WORK TO DO: Note each line that includes the word "IMSS". Copy those lines.

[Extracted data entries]
--- start ---
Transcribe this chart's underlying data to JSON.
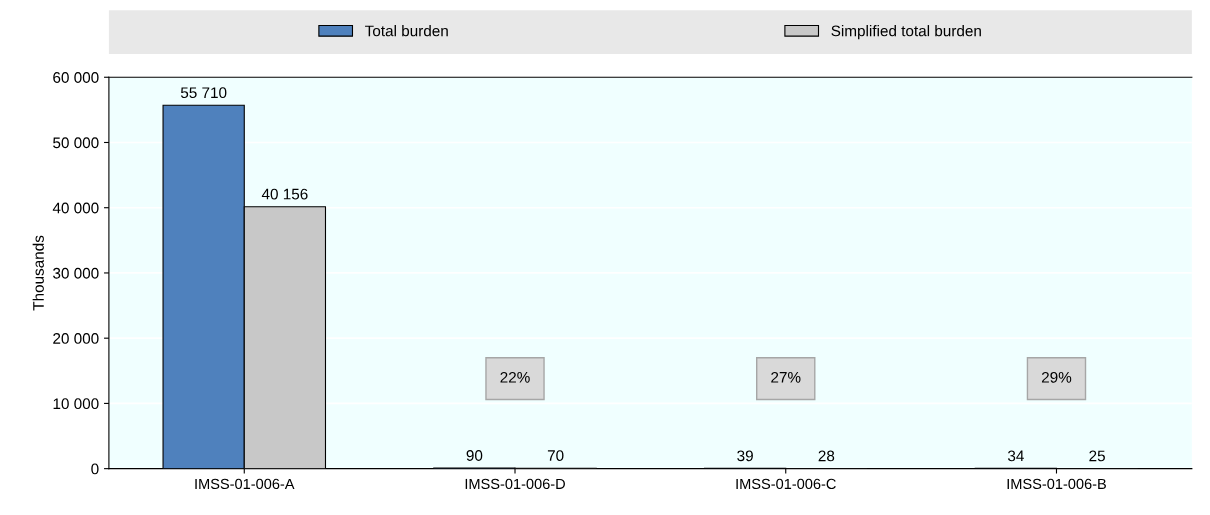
{
  "chart_data": {
    "type": "bar",
    "ylabel": "Thousands",
    "categories": [
      "IMSS-01-006-A",
      "IMSS-01-006-D",
      "IMSS-01-006-C",
      "IMSS-01-006-B"
    ],
    "series": [
      {
        "name": "Total burden",
        "color": "#4f81bd",
        "values": [
          55710,
          90,
          39,
          34
        ],
        "value_labels": [
          "55 710",
          "90",
          "39",
          "34"
        ]
      },
      {
        "name": "Simplified total burden",
        "color": "#c8c8c8",
        "values": [
          40156,
          70,
          28,
          25
        ],
        "value_labels": [
          "40 156",
          "70",
          "28",
          "25"
        ]
      }
    ],
    "ylim": [
      0,
      60000
    ],
    "yticks": [
      {
        "value": 0,
        "label": "0"
      },
      {
        "value": 10000,
        "label": "10 000"
      },
      {
        "value": 20000,
        "label": "20 000"
      },
      {
        "value": 30000,
        "label": "30 000"
      },
      {
        "value": 40000,
        "label": "40 000"
      },
      {
        "value": 50000,
        "label": "50 000"
      },
      {
        "value": 60000,
        "label": "60 000"
      }
    ],
    "annotations": [
      "22%",
      "27%",
      "29%"
    ],
    "grid": "y",
    "legend": "top"
  }
}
--- end ---
RESULT:
      "IMSS-01-006-A",
      "IMSS-01-006-D",
      "IMSS-01-006-C",
      "IMSS-01-006-B"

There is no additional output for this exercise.